> Required work: All records are to be retyped faithfully and completely.
#### Data provided ####
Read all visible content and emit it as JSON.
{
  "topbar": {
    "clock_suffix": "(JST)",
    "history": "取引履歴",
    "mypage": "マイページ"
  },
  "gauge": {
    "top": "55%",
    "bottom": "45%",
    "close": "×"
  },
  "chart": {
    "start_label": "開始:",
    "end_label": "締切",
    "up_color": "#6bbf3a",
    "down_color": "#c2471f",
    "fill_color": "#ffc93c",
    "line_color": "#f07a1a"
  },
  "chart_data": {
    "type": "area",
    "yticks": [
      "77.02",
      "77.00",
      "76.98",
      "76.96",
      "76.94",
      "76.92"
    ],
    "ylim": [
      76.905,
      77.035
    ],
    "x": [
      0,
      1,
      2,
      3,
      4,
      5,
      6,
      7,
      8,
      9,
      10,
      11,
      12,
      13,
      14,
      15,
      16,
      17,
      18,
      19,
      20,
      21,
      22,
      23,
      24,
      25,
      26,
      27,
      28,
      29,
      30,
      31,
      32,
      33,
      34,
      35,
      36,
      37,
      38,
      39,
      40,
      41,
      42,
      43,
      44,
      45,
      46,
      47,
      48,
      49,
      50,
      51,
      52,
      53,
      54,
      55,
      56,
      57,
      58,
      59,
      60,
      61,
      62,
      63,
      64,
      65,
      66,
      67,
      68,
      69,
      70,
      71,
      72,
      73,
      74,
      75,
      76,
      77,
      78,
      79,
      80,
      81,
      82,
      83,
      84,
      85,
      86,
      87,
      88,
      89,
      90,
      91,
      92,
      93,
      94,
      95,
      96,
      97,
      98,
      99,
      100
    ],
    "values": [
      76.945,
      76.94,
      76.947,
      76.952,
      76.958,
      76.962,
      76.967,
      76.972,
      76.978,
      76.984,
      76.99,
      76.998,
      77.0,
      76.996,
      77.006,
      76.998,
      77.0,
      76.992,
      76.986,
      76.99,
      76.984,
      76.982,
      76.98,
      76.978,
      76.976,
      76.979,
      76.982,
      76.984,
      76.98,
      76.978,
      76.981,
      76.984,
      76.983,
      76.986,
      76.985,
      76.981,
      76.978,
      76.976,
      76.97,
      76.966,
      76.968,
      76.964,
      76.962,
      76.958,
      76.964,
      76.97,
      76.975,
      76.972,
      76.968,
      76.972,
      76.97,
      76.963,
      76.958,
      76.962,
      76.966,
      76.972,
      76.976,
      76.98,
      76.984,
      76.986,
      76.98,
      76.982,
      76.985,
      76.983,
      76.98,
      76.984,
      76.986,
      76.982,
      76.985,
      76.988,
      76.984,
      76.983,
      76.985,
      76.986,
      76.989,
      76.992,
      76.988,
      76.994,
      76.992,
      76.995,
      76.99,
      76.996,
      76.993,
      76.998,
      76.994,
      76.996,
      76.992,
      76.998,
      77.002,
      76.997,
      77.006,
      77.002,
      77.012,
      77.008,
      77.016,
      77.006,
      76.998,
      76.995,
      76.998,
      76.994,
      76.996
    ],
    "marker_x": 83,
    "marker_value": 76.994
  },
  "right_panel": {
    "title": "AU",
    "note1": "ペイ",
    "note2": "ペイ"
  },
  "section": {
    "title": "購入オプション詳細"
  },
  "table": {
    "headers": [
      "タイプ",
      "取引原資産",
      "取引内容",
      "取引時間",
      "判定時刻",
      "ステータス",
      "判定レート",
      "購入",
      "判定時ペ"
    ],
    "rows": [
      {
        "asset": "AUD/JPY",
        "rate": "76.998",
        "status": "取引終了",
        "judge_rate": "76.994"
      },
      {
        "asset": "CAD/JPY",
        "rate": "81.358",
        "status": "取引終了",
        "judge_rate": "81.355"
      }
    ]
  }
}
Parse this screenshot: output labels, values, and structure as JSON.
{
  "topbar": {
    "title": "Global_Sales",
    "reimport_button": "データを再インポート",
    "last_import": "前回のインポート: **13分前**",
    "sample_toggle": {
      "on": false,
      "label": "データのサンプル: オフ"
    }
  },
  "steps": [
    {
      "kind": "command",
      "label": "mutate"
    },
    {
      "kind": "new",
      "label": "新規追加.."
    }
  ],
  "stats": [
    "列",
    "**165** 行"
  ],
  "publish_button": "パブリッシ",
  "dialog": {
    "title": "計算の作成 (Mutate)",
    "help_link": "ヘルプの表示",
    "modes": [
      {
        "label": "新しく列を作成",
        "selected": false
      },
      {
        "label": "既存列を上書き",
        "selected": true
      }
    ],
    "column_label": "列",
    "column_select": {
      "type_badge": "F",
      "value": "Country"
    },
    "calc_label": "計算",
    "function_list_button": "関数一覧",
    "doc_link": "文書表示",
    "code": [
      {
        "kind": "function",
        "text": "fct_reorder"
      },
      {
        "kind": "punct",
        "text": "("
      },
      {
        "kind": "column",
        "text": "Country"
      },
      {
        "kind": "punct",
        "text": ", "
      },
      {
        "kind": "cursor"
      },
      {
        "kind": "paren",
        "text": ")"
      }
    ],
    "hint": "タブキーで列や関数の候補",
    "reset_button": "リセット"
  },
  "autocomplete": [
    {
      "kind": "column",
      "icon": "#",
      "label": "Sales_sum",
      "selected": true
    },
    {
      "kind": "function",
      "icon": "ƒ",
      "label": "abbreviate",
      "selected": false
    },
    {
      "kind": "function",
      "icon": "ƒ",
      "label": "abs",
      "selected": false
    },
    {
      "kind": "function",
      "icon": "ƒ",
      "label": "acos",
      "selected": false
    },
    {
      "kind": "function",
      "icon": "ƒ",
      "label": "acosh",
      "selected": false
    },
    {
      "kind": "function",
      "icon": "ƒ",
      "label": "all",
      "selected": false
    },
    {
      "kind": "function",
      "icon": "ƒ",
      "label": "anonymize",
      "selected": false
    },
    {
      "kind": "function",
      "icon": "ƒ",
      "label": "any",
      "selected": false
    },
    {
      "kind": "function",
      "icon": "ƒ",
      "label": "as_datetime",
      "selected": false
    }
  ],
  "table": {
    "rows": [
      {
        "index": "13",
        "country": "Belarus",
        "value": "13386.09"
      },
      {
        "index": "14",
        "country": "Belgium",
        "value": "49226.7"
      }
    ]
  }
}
####
> Result below:
Read all visible content and emit it as JSON.
{
  "topbar": {
    "clock_suffix": "(JST)",
    "history": "取引履歴",
    "mypage": "マイページ"
  },
  "gauge": {
    "top": "55%",
    "bottom": "45%",
    "close": "×"
  },
  "chart": {
    "start_label": "開始:",
    "end_label": "締切",
    "up_color": "#6bbf3a",
    "down_color": "#c2471f",
    "fill_color": "#ffc93c",
    "line_color": "#f07a1a"
  },
  "chart_data": {
    "type": "area",
    "yticks": [
      "77.02",
      "77.00",
      "76.98",
      "76.96",
      "76.94",
      "76.92"
    ],
    "ylim": [
      76.905,
      77.035
    ],
    "x": [
      0,
      1,
      2,
      3,
      4,
      5,
      6,
      7,
      8,
      9,
      10,
      11,
      12,
      13,
      14,
      15,
      16,
      17,
      18,
      19,
      20,
      21,
      22,
      23,
      24,
      25,
      26,
      27,
      28,
      29,
      30,
      31,
      32,
      33,
      34,
      35,
      36,
      37,
      38,
      39,
      40,
      41,
      42,
      43,
      44,
      45,
      46,
      47,
      48,
      49,
      50,
      51,
      52,
      53,
      54,
      55,
      56,
      57,
      58,
      59,
      60,
      61,
      62,
      63,
      64,
      65,
      66,
      67,
      68,
      69,
      70,
      71,
      72,
      73,
      74,
      75,
      76,
      77,
      78,
      79,
      80,
      81,
      82,
      83,
      84,
      85,
      86,
      87,
      88,
      89,
      90,
      91,
      92,
      93,
      94,
      95,
      96,
      97,
      98,
      99,
      100
    ],
    "values": [
      76.945,
      76.94,
      76.947,
      76.952,
      76.958,
      76.962,
      76.967,
      76.972,
      76.978,
      76.984,
      76.99,
      76.998,
      77.0,
      76.996,
      77.006,
      76.998,
      77.0,
      76.992,
      76.986,
      76.99,
      76.984,
      76.982,
      76.98,
      76.978,
      76.976,
      76.979,
      76.982,
      76.984,
      76.98,
      76.978,
      76.981,
      76.984,
      76.983,
      76.986,
      76.985,
      76.981,
      76.978,
      76.976,
      76.97,
      76.966,
      76.968,
      76.964,
      76.962,
      76.958,
      76.964,
      76.97,
      76.975,
      76.972,
      76.968,
      76.972,
      76.97,
      76.963,
      76.958,
      76.962,
      76.966,
      76.972,
      76.976,
      76.98,
      76.984,
      76.986,
      76.98,
      76.982,
      76.985,
      76.983,
      76.98,
      76.984,
      76.986,
      76.982,
      76.985,
      76.988,
      76.984,
      76.983,
      76.985,
      76.986,
      76.989,
      76.992,
      76.988,
      76.994,
      76.992,
      76.995,
      76.99,
      76.996,
      76.993,
      76.998,
      76.994,
      76.996,
      76.992,
      76.998,
      77.002,
      76.997,
      77.006,
      77.002,
      77.012,
      77.008,
      77.016,
      77.006,
      76.998,
      76.995,
      76.998,
      76.994,
      76.996
    ],
    "marker_x": 83,
    "marker_value": 76.994
  },
  "right_panel": {
    "title": "AU",
    "note1": "ペイ",
    "note2": "ペイ"
  },
  "section": {
    "title": "購入オプション詳細"
  },
  "table": {
    "headers": [
      "タイプ",
      "取引原資産",
      "取引内容",
      "取引時間",
      "判定時刻",
      "ステータス",
      "判定レート",
      "購入",
      "判定時ペ"
    ],
    "rows": [
      {
        "asset": "AUD/JPY",
        "rate": "76.998",
        "status": "取引終了",
        "judge_rate": "76.994"
      },
      {
        "asset": "CAD/JPY",
        "rate": "81.358",
        "status": "取引終了",
        "judge_rate": "81.355"
      }
    ]
  }
}
Parse this screenshot: output labels, values, and structure as JSON.
{
  "topbar": {
    "title": "Global_Sales",
    "reimport_button": "データを再インポート",
    "last_import": "前回のインポート: **13分前**",
    "sample_toggle": {
      "on": false,
      "label": "データのサンプル: オフ"
    }
  },
  "steps": [
    {
      "kind": "command",
      "label": "mutate"
    },
    {
      "kind": "new",
      "label": "新規追加.."
    }
  ],
  "stats": [
    "列",
    "**165** 行"
  ],
  "publish_button": "パブリッシ",
  "dialog": {
    "title": "計算の作成 (Mutate)",
    "help_link": "ヘルプの表示",
    "modes": [
      {
        "label": "新しく列を作成",
        "selected": false
      },
      {
        "label": "既存列を上書き",
        "selected": true
      }
    ],
    "column_label": "列",
    "column_select": {
      "type_badge": "F",
      "value": "Country"
    },
    "calc_label": "計算",
    "function_list_button": "関数一覧",
    "doc_link": "文書表示",
    "code": [
      {
        "kind": "function",
        "text": "fct_reorder"
      },
      {
        "kind": "punct",
        "text": "("
      },
      {
        "kind": "column",
        "text": "Country"
      },
      {
        "kind": "punct",
        "text": ", "
      },
      {
        "kind": "cursor"
      },
      {
        "kind": "paren",
        "text": ")"
      }
    ],
    "hint": "タブキーで列や関数の候補",
    "reset_button": "リセット"
  },
  "autocomplete": [
    {
      "kind": "column",
      "icon": "#",
      "label": "Sales_sum",
      "selected": true
    },
    {
      "kind": "function",
      "icon": "ƒ",
      "label": "abbreviate",
      "selected": false
    },
    {
      "kind": "function",
      "icon": "ƒ",
      "label": "abs",
      "selected": false
    },
    {
      "kind": "function",
      "icon": "ƒ",
      "label": "acos",
      "selected": false
    },
    {
      "kind": "function",
      "icon": "ƒ",
      "label": "acosh",
      "selected": false
    },
    {
      "kind": "function",
      "icon": "ƒ",
      "label": "all",
      "selected": false
    },
    {
      "kind": "function",
      "icon": "ƒ",
      "label": "anonymize",
      "selected": false
    },
    {
      "kind": "function",
      "icon": "ƒ",
      "label": "any",
      "selected": false
    },
    {
      "kind": "function",
      "icon": "ƒ",
      "label": "as_datetime",
      "selected": false
    }
  ],
  "table": {
    "rows": [
      {
        "index": "13",
        "country": "Belarus",
        "value": "13386.09"
      },
      {
        "index": "14",
        "country": "Belgium",
        "value": "49226.7"
      }
    ]
  }
}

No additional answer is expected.